### Exercise aim:
Give the number of lines containing the word "BINANCE" and nothing more.

### Input material:
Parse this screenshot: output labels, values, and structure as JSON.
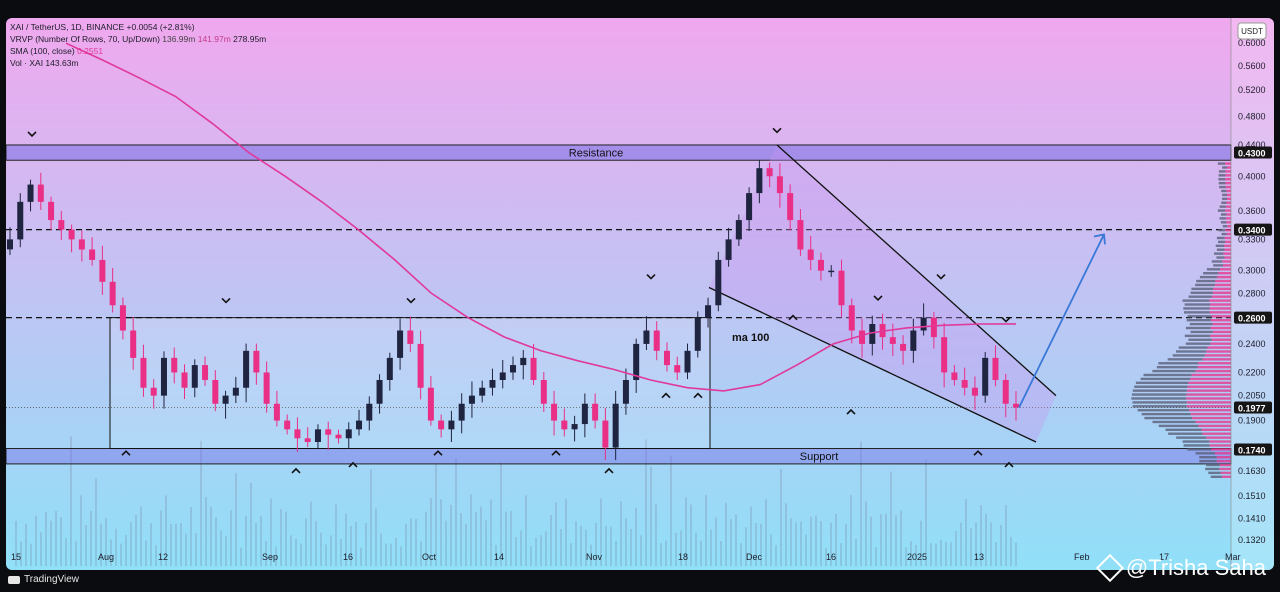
{
  "header": {
    "line1": "XAI / TetherUS, 1D, BINANCE  +0.0054 (+2.81%)",
    "line2_label": "VRVP (Number Of Rows, 70, Up/Down)",
    "line2_v1": "136.99m",
    "line2_v2": "141.97m",
    "line2_v3": "278.95m",
    "line3_label": "SMA (100, close)",
    "line3_value": "0.2551",
    "line4": "Vol · XAI  143.63m"
  },
  "currency": "USDT",
  "footer": {
    "tradingview": "TradingView",
    "watermark": "@Trisha Saha"
  },
  "colors": {
    "bg_top": "#f0a8ee",
    "bg_bottom": "#90e0f8",
    "up_candle": "#1f2440",
    "down_candle": "#ea2f86",
    "sma_line": "#e0399a",
    "arrow": "#3a78d8",
    "tag_bg": "#151515"
  },
  "chart_data": {
    "type": "candlestick",
    "symbol": "XAI / TetherUS",
    "timeframe": "1D",
    "exchange": "BINANCE",
    "y_scale": "log",
    "ylim": [
      0.125,
      0.64
    ],
    "x_ticks": [
      "15",
      "Aug",
      "12",
      "Sep",
      "16",
      "Oct",
      "14",
      "Nov",
      "18",
      "Dec",
      "16",
      "2025",
      "13",
      "Feb",
      "17",
      "Mar"
    ],
    "y_ticks": [
      "0.6000",
      "0.5600",
      "0.5200",
      "0.4800",
      "0.4400",
      "0.4000",
      "0.3600",
      "0.3300",
      "0.3000",
      "0.2800",
      "0.2400",
      "0.2200",
      "0.2050",
      "0.1900",
      "0.1630",
      "0.1510",
      "0.1410",
      "0.1320"
    ],
    "price_tags": [
      "0.4300",
      "0.3400",
      "0.2600",
      "0.1977",
      "0.1740"
    ],
    "annotations": {
      "resistance": "Resistance",
      "support": "Support",
      "ma": "ma 100"
    },
    "close_path": [
      0.33,
      0.37,
      0.39,
      0.37,
      0.35,
      0.34,
      0.33,
      0.32,
      0.31,
      0.29,
      0.27,
      0.25,
      0.23,
      0.21,
      0.205,
      0.23,
      0.22,
      0.21,
      0.225,
      0.215,
      0.2,
      0.205,
      0.21,
      0.235,
      0.22,
      0.2,
      0.19,
      0.185,
      0.18,
      0.178,
      0.185,
      0.182,
      0.18,
      0.185,
      0.19,
      0.2,
      0.215,
      0.23,
      0.25,
      0.24,
      0.21,
      0.19,
      0.185,
      0.19,
      0.2,
      0.205,
      0.21,
      0.215,
      0.22,
      0.225,
      0.23,
      0.215,
      0.2,
      0.19,
      0.185,
      0.188,
      0.2,
      0.19,
      0.175,
      0.2,
      0.215,
      0.24,
      0.25,
      0.235,
      0.225,
      0.22,
      0.235,
      0.26,
      0.27,
      0.31,
      0.33,
      0.35,
      0.38,
      0.41,
      0.4,
      0.38,
      0.35,
      0.32,
      0.31,
      0.3,
      0.3,
      0.27,
      0.25,
      0.24,
      0.255,
      0.245,
      0.24,
      0.235,
      0.25,
      0.26,
      0.245,
      0.22,
      0.215,
      0.21,
      0.205,
      0.23,
      0.215,
      0.2,
      0.1977
    ],
    "sma100_path": [
      0.6,
      0.57,
      0.54,
      0.51,
      0.47,
      0.43,
      0.4,
      0.37,
      0.34,
      0.31,
      0.28,
      0.26,
      0.245,
      0.235,
      0.228,
      0.222,
      0.215,
      0.21,
      0.208,
      0.212,
      0.225,
      0.24,
      0.248,
      0.252,
      0.254,
      0.255,
      0.2551
    ]
  }
}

### Response to this exercise:
2